Objective:
Copy all lines below exactly as written. Leave pictures out.

Task material:

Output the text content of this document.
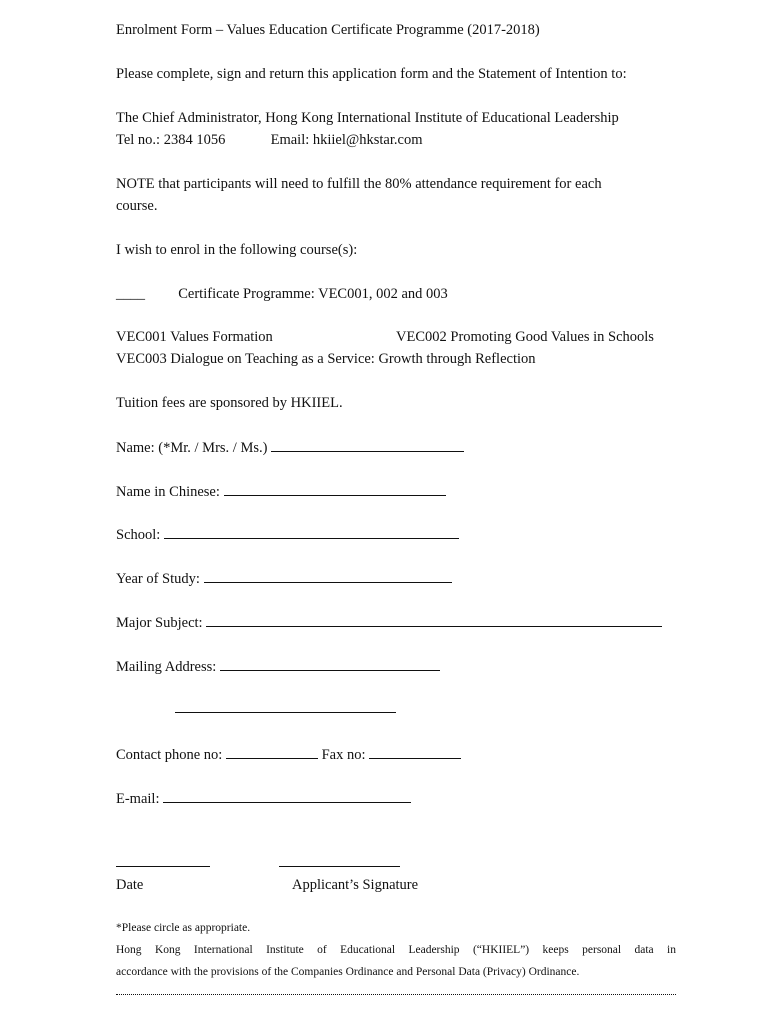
Enrolment Form – Values Education Certificate Programme (2017-2018)
Please complete, sign and return this application form and the Statement of Intention to:
The Chief Administrator, Hong Kong International Institute of Educational Leadership
Tel no.: 2384 1056	Email: hkiiel@hkstar.com
NOTE that participants will need to fulfill the 80% attendance requirement for each
course.
I wish to enrol in the following course(s):
____ Certificate Programme: VEC001, 002 and 003
VEC001 Values Formation	VEC002 Promoting Good Values in Schools
VEC003 Dialogue on Teaching as a Service: Growth through Reflection
Tuition fees are sponsored by HKIIEL.
Name: (*Mr. / Mrs. / Ms.)
Name in Chinese:
School:
Year of Study:
Major Subject:
Mailing Address:
Contact phone no:	Fax no:
E-mail:

Date	Applicant’s Signature
*Please circle as appropriate.
Hong Kong International Institute of Educational Leadership (“HKIIEL”) keeps personal data in
accordance with the provisions of the Companies Ordinance and Personal Data (Privacy) Ordinance.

Task answer:
Output the text content of this document.
Enrolment Form – Values Education Certificate Programme (2017-2018)
Please complete, sign and return this application form and the Statement of Intention to:
The Chief Administrator, Hong Kong International Institute of Educational Leadership
Tel no.: 2384 1056	Email: hkiiel@hkstar.com
NOTE that participants will need to fulfill the 80% attendance requirement for each
course.
I wish to enrol in the following course(s):
____ Certificate Programme: VEC001, 002 and 003
VEC001 Values Formation	VEC002 Promoting Good Values in Schools
VEC003 Dialogue on Teaching as a Service: Growth through Reflection
Tuition fees are sponsored by HKIIEL.
Name: (*Mr. / Mrs. / Ms.)
Name in Chinese:
School:
Year of Study:
Major Subject:
Mailing Address:
Contact phone no:	Fax no:
E-mail:

Date	Applicant’s Signature
*Please circle as appropriate.
Hong Kong International Institute of Educational Leadership (“HKIIEL”) keeps personal data in
accordance with the provisions of the Companies Ordinance and Personal Data (Privacy) Ordinance.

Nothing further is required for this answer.